> Task goal:
State only how many lines below include the string "title".

> Rows from a dataset:
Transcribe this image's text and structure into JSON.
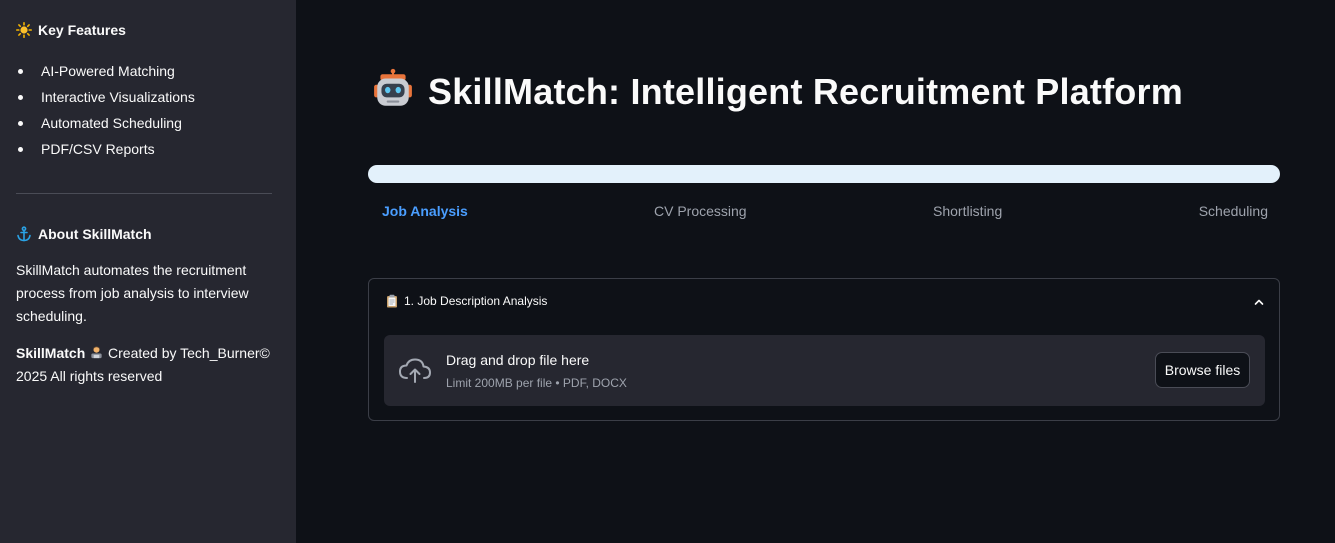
{
  "sidebar": {
    "features_heading": "Key Features",
    "features": [
      "AI-Powered Matching",
      "Interactive Visualizations",
      "Automated Scheduling",
      "PDF/CSV Reports"
    ],
    "about_heading": "About SkillMatch",
    "about_text": "SkillMatch automates the recruitment process from job analysis to interview scheduling.",
    "credit_brand": "SkillMatch",
    "credit_text": "Created by Tech_Burner© 2025 All rights reserved"
  },
  "main": {
    "title": "SkillMatch: Intelligent Recruitment Platform",
    "progress": 1.0,
    "steps": [
      "Job Analysis",
      "CV Processing",
      "Shortlisting",
      "Scheduling"
    ],
    "active_step": "Job Analysis",
    "expander": {
      "title": "1. Job Description Analysis",
      "dropzone_main": "Drag and drop file here",
      "dropzone_sub": "Limit 200MB per file • PDF, DOCX",
      "browse_label": "Browse files"
    }
  },
  "colors": {
    "accent": "#4a9eff",
    "progress_fill": "#e3f1fb",
    "background": "#0e1117",
    "sidebar_bg": "#262730"
  },
  "icons": {
    "features": "sun-icon",
    "about": "anchor-icon",
    "title": "robot-icon",
    "credit": "technologist-icon",
    "expander": "clipboard-icon",
    "upload": "cloud-upload-icon",
    "collapse": "chevron-up-icon"
  }
}
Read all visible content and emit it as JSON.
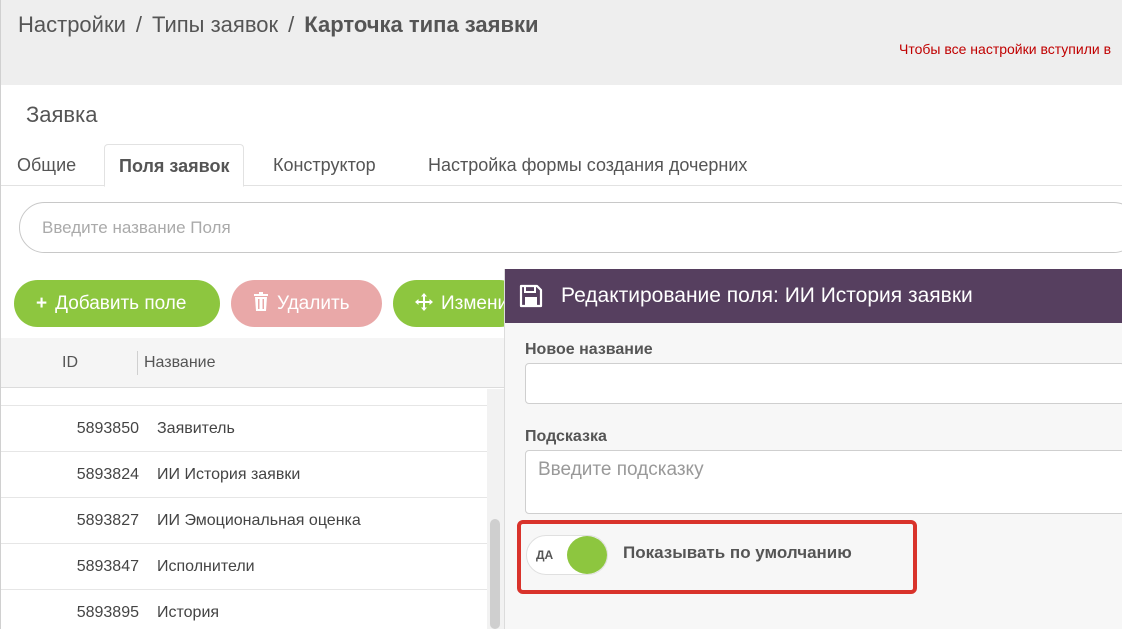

> Full output:
3